Collection entries
-- START --

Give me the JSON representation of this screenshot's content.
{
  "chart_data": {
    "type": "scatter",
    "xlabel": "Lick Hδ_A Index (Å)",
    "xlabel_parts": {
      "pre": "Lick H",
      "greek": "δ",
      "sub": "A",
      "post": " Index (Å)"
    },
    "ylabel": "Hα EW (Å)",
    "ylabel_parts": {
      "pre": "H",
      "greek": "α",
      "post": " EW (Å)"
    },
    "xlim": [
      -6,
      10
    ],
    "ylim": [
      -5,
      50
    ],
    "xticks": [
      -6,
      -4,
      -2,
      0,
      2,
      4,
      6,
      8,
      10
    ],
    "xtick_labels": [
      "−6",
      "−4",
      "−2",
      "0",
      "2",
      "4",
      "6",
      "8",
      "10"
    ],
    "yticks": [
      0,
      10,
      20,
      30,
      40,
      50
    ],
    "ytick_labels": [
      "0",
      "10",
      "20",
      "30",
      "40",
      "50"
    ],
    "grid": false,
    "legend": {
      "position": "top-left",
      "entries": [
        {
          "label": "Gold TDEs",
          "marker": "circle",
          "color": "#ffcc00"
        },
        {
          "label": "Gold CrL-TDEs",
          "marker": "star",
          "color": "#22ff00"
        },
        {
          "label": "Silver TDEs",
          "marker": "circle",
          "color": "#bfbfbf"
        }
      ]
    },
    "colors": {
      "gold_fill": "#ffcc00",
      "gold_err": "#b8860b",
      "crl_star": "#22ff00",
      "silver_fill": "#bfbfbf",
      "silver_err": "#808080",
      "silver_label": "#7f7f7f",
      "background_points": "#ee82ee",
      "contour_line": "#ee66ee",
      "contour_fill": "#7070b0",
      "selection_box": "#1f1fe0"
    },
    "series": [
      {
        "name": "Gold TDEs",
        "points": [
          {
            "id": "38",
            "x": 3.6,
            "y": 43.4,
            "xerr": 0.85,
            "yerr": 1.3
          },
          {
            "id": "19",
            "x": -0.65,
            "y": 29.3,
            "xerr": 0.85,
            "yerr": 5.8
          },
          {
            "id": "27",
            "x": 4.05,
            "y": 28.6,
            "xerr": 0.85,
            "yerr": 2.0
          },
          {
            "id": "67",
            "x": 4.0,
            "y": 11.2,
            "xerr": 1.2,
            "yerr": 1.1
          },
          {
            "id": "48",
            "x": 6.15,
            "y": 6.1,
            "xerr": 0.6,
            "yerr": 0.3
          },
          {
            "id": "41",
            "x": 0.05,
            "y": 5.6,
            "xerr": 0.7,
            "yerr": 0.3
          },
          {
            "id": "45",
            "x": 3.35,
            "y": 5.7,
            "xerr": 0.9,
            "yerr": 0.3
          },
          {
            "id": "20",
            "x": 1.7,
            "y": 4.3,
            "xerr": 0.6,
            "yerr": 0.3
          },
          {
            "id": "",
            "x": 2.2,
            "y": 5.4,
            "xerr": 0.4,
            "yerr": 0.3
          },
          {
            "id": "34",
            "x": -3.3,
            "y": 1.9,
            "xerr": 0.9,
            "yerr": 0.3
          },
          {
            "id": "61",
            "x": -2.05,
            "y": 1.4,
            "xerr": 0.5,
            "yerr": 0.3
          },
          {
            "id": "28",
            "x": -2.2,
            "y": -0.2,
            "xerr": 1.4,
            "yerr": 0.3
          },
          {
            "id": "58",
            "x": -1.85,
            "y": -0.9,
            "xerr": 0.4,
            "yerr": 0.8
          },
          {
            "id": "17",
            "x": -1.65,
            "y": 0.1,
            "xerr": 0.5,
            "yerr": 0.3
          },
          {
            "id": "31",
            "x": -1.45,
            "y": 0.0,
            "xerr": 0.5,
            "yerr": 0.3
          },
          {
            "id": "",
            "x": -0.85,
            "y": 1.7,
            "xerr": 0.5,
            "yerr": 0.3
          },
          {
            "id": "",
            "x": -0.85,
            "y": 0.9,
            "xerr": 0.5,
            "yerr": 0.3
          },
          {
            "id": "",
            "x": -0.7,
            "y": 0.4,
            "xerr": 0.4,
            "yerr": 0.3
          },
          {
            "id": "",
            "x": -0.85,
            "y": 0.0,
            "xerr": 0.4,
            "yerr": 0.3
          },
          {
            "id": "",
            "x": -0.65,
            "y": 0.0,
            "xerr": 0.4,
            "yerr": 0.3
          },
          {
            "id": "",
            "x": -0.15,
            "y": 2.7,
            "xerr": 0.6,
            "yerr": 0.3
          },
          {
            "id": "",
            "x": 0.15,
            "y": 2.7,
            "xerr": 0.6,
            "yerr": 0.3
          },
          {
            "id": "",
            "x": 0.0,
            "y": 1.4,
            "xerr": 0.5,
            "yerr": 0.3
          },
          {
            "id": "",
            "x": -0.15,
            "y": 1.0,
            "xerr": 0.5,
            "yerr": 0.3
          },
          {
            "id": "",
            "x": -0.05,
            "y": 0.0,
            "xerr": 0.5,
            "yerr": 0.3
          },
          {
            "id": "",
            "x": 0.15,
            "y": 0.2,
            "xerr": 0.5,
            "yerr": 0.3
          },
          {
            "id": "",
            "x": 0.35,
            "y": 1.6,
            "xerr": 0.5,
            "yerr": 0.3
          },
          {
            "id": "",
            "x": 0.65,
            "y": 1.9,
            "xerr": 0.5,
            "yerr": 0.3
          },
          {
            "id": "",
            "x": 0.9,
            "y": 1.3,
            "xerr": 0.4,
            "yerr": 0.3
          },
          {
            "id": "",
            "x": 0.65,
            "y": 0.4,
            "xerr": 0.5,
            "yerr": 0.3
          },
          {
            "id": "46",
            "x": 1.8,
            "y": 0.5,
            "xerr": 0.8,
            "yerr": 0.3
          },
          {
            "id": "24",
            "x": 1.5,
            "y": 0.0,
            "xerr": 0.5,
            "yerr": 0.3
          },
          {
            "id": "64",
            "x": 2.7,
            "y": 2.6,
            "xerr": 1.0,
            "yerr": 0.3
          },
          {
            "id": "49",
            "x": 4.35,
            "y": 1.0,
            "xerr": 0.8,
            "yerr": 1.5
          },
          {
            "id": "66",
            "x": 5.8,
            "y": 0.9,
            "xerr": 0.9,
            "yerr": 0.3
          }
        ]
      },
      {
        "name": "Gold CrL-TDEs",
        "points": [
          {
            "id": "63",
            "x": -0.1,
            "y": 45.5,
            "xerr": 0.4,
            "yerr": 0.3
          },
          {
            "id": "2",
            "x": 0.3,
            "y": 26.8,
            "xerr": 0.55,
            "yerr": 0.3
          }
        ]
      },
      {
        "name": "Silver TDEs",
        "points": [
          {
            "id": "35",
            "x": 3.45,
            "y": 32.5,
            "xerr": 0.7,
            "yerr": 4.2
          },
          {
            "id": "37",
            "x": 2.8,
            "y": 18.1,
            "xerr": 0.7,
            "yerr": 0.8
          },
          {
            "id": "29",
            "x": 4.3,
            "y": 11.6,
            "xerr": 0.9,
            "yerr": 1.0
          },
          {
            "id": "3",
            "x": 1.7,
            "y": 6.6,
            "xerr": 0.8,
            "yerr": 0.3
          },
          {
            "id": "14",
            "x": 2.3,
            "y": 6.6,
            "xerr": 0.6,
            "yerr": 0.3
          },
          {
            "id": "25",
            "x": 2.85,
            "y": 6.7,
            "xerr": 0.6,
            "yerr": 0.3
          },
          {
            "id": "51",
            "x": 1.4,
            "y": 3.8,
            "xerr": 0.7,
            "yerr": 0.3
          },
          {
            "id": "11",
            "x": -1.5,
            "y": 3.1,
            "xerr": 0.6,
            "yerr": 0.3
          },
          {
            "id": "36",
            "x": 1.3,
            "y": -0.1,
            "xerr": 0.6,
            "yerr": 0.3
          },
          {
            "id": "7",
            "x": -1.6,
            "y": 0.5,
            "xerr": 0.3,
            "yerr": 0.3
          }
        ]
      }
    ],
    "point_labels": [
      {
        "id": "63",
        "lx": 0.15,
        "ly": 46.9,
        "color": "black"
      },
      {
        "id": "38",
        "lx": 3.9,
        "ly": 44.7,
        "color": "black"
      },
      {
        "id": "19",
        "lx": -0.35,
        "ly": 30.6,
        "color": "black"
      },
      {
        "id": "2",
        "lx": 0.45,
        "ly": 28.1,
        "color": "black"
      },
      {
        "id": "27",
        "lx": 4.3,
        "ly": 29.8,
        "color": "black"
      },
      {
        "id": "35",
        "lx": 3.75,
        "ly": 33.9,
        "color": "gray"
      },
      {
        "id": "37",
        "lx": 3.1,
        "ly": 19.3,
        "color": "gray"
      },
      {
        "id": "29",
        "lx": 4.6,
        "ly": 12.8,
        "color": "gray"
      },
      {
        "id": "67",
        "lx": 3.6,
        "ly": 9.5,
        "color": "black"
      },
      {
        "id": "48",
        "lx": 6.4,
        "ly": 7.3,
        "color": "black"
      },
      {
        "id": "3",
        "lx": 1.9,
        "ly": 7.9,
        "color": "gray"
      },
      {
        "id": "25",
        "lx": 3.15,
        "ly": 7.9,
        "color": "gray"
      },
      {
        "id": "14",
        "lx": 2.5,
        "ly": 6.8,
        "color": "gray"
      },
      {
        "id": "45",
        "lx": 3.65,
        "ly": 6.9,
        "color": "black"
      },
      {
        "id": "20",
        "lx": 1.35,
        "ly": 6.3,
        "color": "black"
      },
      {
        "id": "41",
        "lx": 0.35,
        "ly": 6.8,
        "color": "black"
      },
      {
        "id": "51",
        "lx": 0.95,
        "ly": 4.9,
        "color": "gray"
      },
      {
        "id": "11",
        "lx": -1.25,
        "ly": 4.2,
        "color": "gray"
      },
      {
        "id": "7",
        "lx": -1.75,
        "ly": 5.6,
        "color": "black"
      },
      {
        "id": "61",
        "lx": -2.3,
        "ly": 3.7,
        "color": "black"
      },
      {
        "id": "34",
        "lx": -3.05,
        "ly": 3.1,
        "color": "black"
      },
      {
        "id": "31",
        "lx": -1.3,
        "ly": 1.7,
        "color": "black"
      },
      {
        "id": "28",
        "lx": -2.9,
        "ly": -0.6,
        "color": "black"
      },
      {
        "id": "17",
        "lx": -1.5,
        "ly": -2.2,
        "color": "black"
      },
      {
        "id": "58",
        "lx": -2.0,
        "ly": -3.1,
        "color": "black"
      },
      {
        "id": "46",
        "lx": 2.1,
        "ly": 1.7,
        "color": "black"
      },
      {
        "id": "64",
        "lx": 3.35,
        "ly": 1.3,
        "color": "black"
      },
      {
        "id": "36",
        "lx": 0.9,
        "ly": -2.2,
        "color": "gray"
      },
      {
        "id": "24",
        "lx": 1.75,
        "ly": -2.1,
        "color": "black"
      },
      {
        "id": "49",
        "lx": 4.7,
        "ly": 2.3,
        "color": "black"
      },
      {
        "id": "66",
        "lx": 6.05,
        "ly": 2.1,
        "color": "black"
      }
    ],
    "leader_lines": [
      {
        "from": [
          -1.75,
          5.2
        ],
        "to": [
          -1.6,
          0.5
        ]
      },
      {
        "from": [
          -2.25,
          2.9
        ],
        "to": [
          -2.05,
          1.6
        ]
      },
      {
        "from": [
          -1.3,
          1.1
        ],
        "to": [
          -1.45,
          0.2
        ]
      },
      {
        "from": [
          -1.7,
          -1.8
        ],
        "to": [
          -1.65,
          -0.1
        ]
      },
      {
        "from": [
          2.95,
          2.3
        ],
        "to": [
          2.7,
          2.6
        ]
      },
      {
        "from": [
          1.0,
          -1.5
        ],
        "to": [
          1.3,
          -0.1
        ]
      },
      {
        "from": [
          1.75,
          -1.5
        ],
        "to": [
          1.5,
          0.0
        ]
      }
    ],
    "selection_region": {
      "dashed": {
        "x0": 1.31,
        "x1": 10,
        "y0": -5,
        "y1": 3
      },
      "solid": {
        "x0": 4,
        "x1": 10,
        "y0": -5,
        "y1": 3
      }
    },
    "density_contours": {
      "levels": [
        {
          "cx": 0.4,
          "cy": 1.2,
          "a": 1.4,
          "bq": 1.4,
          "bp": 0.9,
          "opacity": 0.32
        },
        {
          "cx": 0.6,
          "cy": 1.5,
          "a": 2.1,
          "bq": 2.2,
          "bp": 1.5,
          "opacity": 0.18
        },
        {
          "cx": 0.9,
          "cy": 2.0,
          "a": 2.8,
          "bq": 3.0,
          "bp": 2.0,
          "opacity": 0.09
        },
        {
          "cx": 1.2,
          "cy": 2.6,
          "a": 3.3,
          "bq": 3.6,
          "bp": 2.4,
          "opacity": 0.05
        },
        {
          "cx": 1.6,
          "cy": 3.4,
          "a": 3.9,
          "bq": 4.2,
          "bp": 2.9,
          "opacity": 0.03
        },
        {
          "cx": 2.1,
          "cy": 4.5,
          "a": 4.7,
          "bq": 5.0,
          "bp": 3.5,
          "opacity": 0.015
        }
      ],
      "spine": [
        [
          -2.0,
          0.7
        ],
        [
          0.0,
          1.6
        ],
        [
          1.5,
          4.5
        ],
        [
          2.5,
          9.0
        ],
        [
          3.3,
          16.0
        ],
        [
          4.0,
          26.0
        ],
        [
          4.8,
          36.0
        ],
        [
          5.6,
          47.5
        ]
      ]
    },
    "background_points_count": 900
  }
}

-- END --

Work to complete
Within the records above, how many lines include the word "TDEs"? State the number by itself.

Answer to this task
6